• **GIVEN ENTRIES**:
Start of Block

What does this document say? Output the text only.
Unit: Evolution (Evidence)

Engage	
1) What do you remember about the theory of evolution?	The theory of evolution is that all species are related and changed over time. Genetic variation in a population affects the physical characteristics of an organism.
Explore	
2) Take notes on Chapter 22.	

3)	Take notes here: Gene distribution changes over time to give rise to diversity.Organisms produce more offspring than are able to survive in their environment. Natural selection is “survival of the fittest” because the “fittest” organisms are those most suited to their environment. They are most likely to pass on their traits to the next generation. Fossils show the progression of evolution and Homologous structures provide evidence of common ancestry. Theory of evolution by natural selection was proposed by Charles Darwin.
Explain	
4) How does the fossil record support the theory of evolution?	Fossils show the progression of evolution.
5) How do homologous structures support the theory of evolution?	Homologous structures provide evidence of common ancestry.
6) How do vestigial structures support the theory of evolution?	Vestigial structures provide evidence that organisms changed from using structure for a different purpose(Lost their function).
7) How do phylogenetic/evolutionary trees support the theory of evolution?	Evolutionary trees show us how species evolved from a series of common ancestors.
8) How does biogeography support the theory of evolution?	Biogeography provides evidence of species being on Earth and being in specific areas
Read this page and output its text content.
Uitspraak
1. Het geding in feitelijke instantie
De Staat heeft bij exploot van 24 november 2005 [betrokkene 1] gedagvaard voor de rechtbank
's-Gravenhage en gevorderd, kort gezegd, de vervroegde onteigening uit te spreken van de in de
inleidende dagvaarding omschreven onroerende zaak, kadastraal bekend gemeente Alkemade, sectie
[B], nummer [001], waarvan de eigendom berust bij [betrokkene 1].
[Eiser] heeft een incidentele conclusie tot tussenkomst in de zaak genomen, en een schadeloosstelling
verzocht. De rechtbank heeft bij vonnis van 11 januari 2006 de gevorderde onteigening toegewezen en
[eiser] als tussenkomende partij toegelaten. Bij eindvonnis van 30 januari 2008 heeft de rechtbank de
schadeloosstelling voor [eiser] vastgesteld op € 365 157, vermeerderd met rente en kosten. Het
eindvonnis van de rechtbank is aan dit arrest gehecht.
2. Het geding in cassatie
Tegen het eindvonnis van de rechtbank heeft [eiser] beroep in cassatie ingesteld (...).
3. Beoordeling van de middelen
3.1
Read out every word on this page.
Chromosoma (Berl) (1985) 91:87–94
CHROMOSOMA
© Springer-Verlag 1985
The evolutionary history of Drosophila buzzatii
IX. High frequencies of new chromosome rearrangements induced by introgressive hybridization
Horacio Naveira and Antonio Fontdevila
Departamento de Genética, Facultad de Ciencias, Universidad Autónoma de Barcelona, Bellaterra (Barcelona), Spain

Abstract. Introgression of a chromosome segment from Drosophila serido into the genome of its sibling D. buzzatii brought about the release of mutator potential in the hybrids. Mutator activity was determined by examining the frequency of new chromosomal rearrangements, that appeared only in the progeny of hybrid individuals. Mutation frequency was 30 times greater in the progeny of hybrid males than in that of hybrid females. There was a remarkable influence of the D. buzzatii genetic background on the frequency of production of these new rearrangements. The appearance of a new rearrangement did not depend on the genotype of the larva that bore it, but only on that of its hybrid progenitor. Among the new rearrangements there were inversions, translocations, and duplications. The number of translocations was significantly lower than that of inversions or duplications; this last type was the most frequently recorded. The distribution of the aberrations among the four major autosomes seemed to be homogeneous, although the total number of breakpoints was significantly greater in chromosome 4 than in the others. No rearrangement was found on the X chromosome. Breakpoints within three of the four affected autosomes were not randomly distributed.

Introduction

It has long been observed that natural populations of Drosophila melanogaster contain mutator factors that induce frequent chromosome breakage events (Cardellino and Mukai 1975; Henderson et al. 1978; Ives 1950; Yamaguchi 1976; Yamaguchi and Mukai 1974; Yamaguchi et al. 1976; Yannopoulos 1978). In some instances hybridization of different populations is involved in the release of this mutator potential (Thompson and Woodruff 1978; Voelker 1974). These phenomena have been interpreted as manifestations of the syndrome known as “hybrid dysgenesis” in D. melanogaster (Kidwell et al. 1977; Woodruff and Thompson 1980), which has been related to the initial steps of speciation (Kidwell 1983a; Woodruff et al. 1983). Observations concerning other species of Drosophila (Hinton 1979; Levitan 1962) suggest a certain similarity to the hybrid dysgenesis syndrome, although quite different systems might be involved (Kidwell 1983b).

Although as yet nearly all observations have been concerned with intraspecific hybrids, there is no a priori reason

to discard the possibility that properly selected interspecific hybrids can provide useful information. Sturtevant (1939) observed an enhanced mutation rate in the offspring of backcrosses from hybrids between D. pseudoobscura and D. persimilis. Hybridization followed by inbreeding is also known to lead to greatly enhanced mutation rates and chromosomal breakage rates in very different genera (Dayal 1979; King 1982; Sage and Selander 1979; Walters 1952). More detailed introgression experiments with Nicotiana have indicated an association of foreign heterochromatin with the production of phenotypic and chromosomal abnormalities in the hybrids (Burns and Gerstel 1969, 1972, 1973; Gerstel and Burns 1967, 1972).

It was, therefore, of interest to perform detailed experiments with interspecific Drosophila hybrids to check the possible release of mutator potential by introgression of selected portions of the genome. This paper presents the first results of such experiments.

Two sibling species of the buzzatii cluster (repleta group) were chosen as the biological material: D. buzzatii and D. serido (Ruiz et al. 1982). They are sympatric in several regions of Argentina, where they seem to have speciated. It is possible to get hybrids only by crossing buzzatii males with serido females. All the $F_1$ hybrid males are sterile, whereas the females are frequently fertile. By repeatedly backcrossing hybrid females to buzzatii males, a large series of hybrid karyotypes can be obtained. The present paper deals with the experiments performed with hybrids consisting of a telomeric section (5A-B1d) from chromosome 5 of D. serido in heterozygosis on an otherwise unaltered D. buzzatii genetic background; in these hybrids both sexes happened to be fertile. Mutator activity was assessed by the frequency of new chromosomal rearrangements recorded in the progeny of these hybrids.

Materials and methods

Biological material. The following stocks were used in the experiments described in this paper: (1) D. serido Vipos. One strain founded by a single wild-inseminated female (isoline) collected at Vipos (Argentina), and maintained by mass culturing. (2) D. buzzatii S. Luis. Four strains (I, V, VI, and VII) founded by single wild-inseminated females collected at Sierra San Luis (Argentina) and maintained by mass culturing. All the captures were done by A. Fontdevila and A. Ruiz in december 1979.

End of Block

• **TASK GOAL**: Repeat, word for word, all of the data shown above.

• **OUTPUT**:
What does this document say? Output the text only.
Unit: Evolution (Evidence)

Engage	
1) What do you remember about the theory of evolution?	The theory of evolution is that all species are related and changed over time. Genetic variation in a population affects the physical characteristics of an organism.
Explore	
2) Take notes on Chapter 22.	

3)	Take notes here: Gene distribution changes over time to give rise to diversity.Organisms produce more offspring than are able to survive in their environment. Natural selection is “survival of the fittest” because the “fittest” organisms are those most suited to their environment. They are most likely to pass on their traits to the next generation. Fossils show the progression of evolution and Homologous structures provide evidence of common ancestry. Theory of evolution by natural selection was proposed by Charles Darwin.
Explain	
4) How does the fossil record support the theory of evolution?	Fossils show the progression of evolution.
5) How do homologous structures support the theory of evolution?	Homologous structures provide evidence of common ancestry.
6) How do vestigial structures support the theory of evolution?	Vestigial structures provide evidence that organisms changed from using structure for a different purpose(Lost their function).
7) How do phylogenetic/evolutionary trees support the theory of evolution?	Evolutionary trees show us how species evolved from a series of common ancestors.
8) How does biogeography support the theory of evolution?	Biogeography provides evidence of species being on Earth and being in specific areas
Read this page and output its text content.
Uitspraak
1. Het geding in feitelijke instantie
De Staat heeft bij exploot van 24 november 2005 [betrokkene 1] gedagvaard voor de rechtbank
's-Gravenhage en gevorderd, kort gezegd, de vervroegde onteigening uit te spreken van de in de
inleidende dagvaarding omschreven onroerende zaak, kadastraal bekend gemeente Alkemade, sectie
[B], nummer [001], waarvan de eigendom berust bij [betrokkene 1].
[Eiser] heeft een incidentele conclusie tot tussenkomst in de zaak genomen, en een schadeloosstelling
verzocht. De rechtbank heeft bij vonnis van 11 januari 2006 de gevorderde onteigening toegewezen en
[eiser] als tussenkomende partij toegelaten. Bij eindvonnis van 30 januari 2008 heeft de rechtbank de
schadeloosstelling voor [eiser] vastgesteld op € 365 157, vermeerderd met rente en kosten. Het
eindvonnis van de rechtbank is aan dit arrest gehecht.
2. Het geding in cassatie
Tegen het eindvonnis van de rechtbank heeft [eiser] beroep in cassatie ingesteld (...).
3. Beoordeling van de middelen
3.1
Read out every word on this page.
Chromosoma (Berl) (1985) 91:87–94
CHROMOSOMA
© Springer-Verlag 1985
The evolutionary history of Drosophila buzzatii
IX. High frequencies of new chromosome rearrangements induced by introgressive hybridization
Horacio Naveira and Antonio Fontdevila
Departamento de Genética, Facultad de Ciencias, Universidad Autónoma de Barcelona, Bellaterra (Barcelona), Spain

Abstract. Introgression of a chromosome segment from Drosophila serido into the genome of its sibling D. buzzatii brought about the release of mutator potential in the hybrids. Mutator activity was determined by examining the frequency of new chromosomal rearrangements, that appeared only in the progeny of hybrid individuals. Mutation frequency was 30 times greater in the progeny of hybrid males than in that of hybrid females. There was a remarkable influence of the D. buzzatii genetic background on the frequency of production of these new rearrangements. The appearance of a new rearrangement did not depend on the genotype of the larva that bore it, but only on that of its hybrid progenitor. Among the new rearrangements there were inversions, translocations, and duplications. The number of translocations was significantly lower than that of inversions or duplications; this last type was the most frequently recorded. The distribution of the aberrations among the four major autosomes seemed to be homogeneous, although the total number of breakpoints was significantly greater in chromosome 4 than in the others. No rearrangement was found on the X chromosome. Breakpoints within three of the four affected autosomes were not randomly distributed.

Introduction

It has long been observed that natural populations of Drosophila melanogaster contain mutator factors that induce frequent chromosome breakage events (Cardellino and Mukai 1975; Henderson et al. 1978; Ives 1950; Yamaguchi 1976; Yamaguchi and Mukai 1974; Yamaguchi et al. 1976; Yannopoulos 1978). In some instances hybridization of different populations is involved in the release of this mutator potential (Thompson and Woodruff 1978; Voelker 1974). These phenomena have been interpreted as manifestations of the syndrome known as “hybrid dysgenesis” in D. melanogaster (Kidwell et al. 1977; Woodruff and Thompson 1980), which has been related to the initial steps of speciation (Kidwell 1983a; Woodruff et al. 1983). Observations concerning other species of Drosophila (Hinton 1979; Levitan 1962) suggest a certain similarity to the hybrid dysgenesis syndrome, although quite different systems might be involved (Kidwell 1983b).

Although as yet nearly all observations have been concerned with intraspecific hybrids, there is no a priori reason

to discard the possibility that properly selected interspecific hybrids can provide useful information. Sturtevant (1939) observed an enhanced mutation rate in the offspring of backcrosses from hybrids between D. pseudoobscura and D. persimilis. Hybridization followed by inbreeding is also known to lead to greatly enhanced mutation rates and chromosomal breakage rates in very different genera (Dayal 1979; King 1982; Sage and Selander 1979; Walters 1952). More detailed introgression experiments with Nicotiana have indicated an association of foreign heterochromatin with the production of phenotypic and chromosomal abnormalities in the hybrids (Burns and Gerstel 1969, 1972, 1973; Gerstel and Burns 1967, 1972).

It was, therefore, of interest to perform detailed experiments with interspecific Drosophila hybrids to check the possible release of mutator potential by introgression of selected portions of the genome. This paper presents the first results of such experiments.

Two sibling species of the buzzatii cluster (repleta group) were chosen as the biological material: D. buzzatii and D. serido (Ruiz et al. 1982). They are sympatric in several regions of Argentina, where they seem to have speciated. It is possible to get hybrids only by crossing buzzatii males with serido females. All the $F_1$ hybrid males are sterile, whereas the females are frequently fertile. By repeatedly backcrossing hybrid females to buzzatii males, a large series of hybrid karyotypes can be obtained. The present paper deals with the experiments performed with hybrids consisting of a telomeric section (5A-B1d) from chromosome 5 of D. serido in heterozygosis on an otherwise unaltered D. buzzatii genetic background; in these hybrids both sexes happened to be fertile. Mutator activity was assessed by the frequency of new chromosomal rearrangements recorded in the progeny of these hybrids.

Materials and methods

Biological material. The following stocks were used in the experiments described in this paper: (1) D. serido Vipos. One strain founded by a single wild-inseminated female (isoline) collected at Vipos (Argentina), and maintained by mass culturing. (2) D. buzzatii S. Luis. Four strains (I, V, VI, and VII) founded by single wild-inseminated females collected at Sierra San Luis (Argentina) and maintained by mass culturing. All the captures were done by A. Fontdevila and A. Ruiz in december 1979.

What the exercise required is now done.